REQUIREMENT
Return the complete listing that follows, with each line reproduced exactly.
══ THE DATA
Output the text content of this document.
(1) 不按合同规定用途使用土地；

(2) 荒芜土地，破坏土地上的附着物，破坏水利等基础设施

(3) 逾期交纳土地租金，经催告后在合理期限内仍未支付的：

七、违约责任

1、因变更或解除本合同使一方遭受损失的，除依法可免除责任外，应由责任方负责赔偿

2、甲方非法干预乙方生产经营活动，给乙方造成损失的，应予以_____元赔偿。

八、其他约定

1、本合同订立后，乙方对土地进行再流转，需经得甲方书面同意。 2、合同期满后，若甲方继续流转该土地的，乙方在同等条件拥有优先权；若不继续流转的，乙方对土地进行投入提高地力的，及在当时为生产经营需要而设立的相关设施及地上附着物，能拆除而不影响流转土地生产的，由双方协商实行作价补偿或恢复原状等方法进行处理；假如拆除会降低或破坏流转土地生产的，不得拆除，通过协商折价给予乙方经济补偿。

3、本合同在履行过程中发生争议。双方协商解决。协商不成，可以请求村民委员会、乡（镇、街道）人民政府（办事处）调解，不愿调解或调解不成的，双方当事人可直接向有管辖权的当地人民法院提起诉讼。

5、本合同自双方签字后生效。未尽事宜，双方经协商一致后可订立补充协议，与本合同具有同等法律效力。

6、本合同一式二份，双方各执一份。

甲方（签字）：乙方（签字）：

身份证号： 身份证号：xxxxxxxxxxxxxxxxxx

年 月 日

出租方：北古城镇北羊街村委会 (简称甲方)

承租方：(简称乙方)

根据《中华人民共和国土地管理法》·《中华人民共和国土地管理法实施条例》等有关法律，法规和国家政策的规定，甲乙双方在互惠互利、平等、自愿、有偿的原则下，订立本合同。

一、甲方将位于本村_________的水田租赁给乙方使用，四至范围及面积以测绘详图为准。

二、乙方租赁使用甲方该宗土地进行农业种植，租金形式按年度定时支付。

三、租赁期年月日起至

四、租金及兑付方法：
════
ANSWER IN FULL
Output the text content of this document.
(1) 不按合同规定用途使用土地；

(2) 荒芜土地，破坏土地上的附着物，破坏水利等基础设施

(3) 逾期交纳土地租金，经催告后在合理期限内仍未支付的：

七、违约责任

1、因变更或解除本合同使一方遭受损失的，除依法可免除责任外，应由责任方负责赔偿

2、甲方非法干预乙方生产经营活动，给乙方造成损失的，应予以_____元赔偿。

八、其他约定

1、本合同订立后，乙方对土地进行再流转，需经得甲方书面同意。 2、合同期满后，若甲方继续流转该土地的，乙方在同等条件拥有优先权；若不继续流转的，乙方对土地进行投入提高地力的，及在当时为生产经营需要而设立的相关设施及地上附着物，能拆除而不影响流转土地生产的，由双方协商实行作价补偿或恢复原状等方法进行处理；假如拆除会降低或破坏流转土地生产的，不得拆除，通过协商折价给予乙方经济补偿。

3、本合同在履行过程中发生争议。双方协商解决。协商不成，可以请求村民委员会、乡（镇、街道）人民政府（办事处）调解，不愿调解或调解不成的，双方当事人可直接向有管辖权的当地人民法院提起诉讼。

5、本合同自双方签字后生效。未尽事宜，双方经协商一致后可订立补充协议，与本合同具有同等法律效力。

6、本合同一式二份，双方各执一份。

甲方（签字）：乙方（签字）：

身份证号： 身份证号：xxxxxxxxxxxxxxxxxx

年 月 日

出租方：北古城镇北羊街村委会 (简称甲方)

承租方：(简称乙方)

根据《中华人民共和国土地管理法》·《中华人民共和国土地管理法实施条例》等有关法律，法规和国家政策的规定，甲乙双方在互惠互利、平等、自愿、有偿的原则下，订立本合同。

一、甲方将位于本村_________的水田租赁给乙方使用，四至范围及面积以测绘详图为准。

二、乙方租赁使用甲方该宗土地进行农业种植，租金形式按年度定时支付。

三、租赁期年月日起至

四、租金及兑付方法：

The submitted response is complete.